Exercise description: Please list all lines of the material below in which the string "RMSE" occurs.

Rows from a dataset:
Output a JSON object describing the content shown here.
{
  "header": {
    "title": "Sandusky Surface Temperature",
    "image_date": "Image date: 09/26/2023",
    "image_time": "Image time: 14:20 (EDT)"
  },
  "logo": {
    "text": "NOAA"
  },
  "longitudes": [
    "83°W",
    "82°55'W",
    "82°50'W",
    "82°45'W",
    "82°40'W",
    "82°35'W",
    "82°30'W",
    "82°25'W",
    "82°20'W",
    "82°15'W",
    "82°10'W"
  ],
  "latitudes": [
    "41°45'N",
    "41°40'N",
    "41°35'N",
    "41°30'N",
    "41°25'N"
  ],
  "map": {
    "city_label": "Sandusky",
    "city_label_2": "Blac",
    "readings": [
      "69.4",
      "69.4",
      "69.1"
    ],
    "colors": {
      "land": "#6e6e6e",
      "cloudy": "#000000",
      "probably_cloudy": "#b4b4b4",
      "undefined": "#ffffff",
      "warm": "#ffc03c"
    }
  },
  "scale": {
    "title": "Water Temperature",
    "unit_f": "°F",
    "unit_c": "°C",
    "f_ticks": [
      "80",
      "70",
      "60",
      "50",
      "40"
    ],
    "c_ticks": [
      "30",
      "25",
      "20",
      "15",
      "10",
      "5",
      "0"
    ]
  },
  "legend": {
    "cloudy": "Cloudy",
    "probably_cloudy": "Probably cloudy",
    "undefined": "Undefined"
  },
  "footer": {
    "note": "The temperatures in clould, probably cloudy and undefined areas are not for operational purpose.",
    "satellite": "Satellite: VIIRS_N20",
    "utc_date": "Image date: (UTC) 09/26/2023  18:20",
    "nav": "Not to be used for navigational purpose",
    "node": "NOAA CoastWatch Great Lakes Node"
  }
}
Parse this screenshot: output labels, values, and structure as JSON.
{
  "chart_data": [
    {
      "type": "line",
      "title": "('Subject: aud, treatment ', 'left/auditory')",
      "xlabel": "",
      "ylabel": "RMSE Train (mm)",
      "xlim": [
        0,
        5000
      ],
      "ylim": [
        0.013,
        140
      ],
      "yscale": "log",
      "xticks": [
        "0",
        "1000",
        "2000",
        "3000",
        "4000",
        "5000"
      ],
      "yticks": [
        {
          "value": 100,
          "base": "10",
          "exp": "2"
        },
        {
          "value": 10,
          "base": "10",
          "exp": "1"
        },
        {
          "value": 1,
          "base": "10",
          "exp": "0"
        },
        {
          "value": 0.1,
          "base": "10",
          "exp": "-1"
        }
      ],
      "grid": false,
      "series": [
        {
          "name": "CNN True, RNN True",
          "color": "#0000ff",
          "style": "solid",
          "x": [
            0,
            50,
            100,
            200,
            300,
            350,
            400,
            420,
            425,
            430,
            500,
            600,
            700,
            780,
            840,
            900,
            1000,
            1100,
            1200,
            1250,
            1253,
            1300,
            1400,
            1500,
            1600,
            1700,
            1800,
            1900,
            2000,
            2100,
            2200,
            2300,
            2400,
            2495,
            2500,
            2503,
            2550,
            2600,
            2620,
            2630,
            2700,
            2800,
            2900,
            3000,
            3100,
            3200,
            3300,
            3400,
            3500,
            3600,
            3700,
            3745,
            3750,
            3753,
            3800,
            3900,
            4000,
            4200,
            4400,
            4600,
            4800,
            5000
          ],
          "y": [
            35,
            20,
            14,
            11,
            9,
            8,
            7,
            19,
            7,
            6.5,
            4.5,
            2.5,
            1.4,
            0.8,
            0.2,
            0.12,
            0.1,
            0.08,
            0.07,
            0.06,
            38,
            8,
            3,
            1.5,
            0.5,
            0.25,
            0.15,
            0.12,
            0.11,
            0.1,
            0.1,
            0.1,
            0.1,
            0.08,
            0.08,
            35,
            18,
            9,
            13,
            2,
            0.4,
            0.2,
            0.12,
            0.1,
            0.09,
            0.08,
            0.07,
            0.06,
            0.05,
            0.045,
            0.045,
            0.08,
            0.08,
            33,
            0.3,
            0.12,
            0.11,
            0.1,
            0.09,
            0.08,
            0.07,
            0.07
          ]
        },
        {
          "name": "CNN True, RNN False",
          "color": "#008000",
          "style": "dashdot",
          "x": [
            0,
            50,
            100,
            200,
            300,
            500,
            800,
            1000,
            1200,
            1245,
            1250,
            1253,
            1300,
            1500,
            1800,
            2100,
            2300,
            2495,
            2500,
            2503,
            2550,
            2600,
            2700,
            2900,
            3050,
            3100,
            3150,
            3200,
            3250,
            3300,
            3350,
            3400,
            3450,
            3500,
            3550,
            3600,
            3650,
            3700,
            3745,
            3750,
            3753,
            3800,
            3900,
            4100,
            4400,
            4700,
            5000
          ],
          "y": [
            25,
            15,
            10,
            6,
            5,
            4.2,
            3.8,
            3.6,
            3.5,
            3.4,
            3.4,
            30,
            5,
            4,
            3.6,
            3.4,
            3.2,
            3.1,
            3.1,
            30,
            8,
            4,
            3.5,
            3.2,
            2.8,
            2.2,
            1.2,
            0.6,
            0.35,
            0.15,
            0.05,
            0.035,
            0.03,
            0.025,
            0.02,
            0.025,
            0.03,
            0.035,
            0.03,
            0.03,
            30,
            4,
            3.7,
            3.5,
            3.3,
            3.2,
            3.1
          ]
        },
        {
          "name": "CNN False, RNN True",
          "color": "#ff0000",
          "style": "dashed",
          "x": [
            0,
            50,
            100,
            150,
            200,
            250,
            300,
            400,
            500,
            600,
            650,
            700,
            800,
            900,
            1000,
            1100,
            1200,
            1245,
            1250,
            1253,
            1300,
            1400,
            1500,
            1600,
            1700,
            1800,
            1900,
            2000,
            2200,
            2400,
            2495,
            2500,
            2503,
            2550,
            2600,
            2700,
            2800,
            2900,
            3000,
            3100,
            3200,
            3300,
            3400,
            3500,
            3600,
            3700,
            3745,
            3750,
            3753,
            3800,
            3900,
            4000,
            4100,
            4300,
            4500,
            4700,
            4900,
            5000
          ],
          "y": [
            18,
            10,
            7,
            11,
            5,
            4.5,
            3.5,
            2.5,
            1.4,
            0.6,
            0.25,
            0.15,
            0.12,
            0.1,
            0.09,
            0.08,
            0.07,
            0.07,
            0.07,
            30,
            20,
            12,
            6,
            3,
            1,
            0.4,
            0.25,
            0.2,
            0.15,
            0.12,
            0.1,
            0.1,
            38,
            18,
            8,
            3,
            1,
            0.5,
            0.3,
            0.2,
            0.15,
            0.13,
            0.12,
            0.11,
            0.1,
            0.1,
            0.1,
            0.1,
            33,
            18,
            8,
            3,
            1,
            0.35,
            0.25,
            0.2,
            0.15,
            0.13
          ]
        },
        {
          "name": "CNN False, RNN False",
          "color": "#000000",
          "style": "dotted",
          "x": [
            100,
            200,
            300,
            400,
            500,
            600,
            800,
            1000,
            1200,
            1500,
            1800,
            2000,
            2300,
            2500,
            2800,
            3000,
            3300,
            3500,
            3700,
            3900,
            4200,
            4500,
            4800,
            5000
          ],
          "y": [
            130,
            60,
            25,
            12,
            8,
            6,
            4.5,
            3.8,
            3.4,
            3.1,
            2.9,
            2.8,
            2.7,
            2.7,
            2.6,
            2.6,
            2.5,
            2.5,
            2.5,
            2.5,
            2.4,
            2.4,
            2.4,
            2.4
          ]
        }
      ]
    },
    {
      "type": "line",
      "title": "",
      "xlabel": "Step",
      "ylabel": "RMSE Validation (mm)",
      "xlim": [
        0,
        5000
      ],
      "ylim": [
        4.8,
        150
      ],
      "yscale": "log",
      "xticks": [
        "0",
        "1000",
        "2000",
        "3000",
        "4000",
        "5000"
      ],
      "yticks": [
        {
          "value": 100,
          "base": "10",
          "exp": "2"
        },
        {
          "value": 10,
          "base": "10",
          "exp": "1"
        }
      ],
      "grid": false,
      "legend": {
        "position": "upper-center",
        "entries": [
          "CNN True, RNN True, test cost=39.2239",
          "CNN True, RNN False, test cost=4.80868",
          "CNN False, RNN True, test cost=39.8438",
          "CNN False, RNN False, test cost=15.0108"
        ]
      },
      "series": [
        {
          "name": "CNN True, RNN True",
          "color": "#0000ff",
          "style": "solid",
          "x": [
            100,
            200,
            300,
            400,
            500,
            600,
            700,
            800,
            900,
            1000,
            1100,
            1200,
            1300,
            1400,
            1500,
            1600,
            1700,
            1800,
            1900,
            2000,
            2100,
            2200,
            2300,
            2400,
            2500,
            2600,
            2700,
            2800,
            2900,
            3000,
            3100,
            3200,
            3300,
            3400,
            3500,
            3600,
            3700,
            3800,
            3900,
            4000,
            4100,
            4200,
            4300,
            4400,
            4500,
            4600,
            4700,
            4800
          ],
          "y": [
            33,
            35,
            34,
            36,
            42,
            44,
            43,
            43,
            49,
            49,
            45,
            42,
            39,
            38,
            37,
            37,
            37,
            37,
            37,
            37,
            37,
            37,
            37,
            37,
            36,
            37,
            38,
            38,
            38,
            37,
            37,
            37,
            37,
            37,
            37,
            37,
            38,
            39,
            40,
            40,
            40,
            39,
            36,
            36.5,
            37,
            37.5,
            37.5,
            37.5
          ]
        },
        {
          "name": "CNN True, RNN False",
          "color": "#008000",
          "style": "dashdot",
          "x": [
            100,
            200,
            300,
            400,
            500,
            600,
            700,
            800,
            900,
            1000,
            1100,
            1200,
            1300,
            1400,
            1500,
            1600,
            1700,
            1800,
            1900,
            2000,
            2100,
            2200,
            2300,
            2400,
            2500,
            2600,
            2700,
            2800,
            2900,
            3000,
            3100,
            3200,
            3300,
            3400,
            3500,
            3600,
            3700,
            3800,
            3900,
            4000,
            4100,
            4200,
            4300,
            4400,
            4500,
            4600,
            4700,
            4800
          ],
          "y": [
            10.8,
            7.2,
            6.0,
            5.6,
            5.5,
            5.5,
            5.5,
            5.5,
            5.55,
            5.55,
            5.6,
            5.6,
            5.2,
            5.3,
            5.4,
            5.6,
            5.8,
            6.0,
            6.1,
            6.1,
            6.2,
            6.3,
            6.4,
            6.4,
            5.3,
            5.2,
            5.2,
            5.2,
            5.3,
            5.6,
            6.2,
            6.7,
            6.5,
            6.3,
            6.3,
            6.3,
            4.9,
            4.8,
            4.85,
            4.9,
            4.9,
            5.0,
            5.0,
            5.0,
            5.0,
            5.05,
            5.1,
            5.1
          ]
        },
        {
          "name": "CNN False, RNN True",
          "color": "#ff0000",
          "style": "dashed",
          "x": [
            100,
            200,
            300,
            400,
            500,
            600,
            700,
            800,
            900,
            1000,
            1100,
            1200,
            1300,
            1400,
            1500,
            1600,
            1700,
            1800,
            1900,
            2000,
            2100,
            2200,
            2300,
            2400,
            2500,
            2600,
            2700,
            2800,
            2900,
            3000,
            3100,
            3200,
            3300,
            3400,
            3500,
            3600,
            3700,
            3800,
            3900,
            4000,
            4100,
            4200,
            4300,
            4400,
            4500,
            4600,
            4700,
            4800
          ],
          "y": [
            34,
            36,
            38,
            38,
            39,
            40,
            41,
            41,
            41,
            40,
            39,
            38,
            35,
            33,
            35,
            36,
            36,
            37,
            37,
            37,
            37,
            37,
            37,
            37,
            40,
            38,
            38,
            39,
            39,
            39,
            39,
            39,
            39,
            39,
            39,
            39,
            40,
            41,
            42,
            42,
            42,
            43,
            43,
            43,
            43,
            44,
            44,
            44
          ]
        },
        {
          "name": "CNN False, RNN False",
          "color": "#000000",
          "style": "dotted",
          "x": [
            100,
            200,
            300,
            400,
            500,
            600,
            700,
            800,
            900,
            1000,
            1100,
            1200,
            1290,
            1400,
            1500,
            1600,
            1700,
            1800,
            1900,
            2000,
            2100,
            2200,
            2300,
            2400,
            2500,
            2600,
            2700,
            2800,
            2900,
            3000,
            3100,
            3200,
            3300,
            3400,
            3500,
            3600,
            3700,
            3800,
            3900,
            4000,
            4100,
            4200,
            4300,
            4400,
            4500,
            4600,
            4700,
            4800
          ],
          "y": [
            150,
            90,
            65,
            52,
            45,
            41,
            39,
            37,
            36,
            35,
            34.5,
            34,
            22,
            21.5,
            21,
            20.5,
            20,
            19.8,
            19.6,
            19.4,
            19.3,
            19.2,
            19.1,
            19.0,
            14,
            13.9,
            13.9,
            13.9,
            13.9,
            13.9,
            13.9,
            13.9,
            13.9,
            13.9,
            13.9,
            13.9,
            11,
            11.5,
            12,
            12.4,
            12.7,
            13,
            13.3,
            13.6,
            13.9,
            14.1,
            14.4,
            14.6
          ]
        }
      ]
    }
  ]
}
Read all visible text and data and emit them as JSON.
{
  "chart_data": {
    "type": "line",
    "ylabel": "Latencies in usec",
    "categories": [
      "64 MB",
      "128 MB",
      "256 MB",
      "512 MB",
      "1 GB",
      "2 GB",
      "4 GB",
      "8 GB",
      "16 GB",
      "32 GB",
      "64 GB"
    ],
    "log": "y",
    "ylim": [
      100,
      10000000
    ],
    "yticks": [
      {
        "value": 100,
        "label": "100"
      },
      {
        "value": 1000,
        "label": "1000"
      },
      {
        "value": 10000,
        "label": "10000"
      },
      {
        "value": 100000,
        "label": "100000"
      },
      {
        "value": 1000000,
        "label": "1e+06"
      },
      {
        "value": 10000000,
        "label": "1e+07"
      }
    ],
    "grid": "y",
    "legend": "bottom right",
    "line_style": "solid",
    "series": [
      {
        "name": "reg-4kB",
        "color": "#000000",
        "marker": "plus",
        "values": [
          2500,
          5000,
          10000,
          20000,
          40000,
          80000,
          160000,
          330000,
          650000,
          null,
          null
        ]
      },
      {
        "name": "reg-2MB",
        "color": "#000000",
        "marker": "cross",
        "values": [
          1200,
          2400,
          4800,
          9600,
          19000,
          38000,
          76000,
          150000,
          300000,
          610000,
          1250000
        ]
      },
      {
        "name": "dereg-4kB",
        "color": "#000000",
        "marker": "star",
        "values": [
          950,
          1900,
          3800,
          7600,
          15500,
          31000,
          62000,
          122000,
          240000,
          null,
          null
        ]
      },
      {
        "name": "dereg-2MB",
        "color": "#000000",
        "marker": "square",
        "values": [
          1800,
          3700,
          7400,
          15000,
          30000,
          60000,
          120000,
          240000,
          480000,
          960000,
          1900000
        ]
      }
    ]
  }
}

Result for this task:
      "ylabel": "RMSE Train (mm)",
      "ylabel": "RMSE Validation (mm)",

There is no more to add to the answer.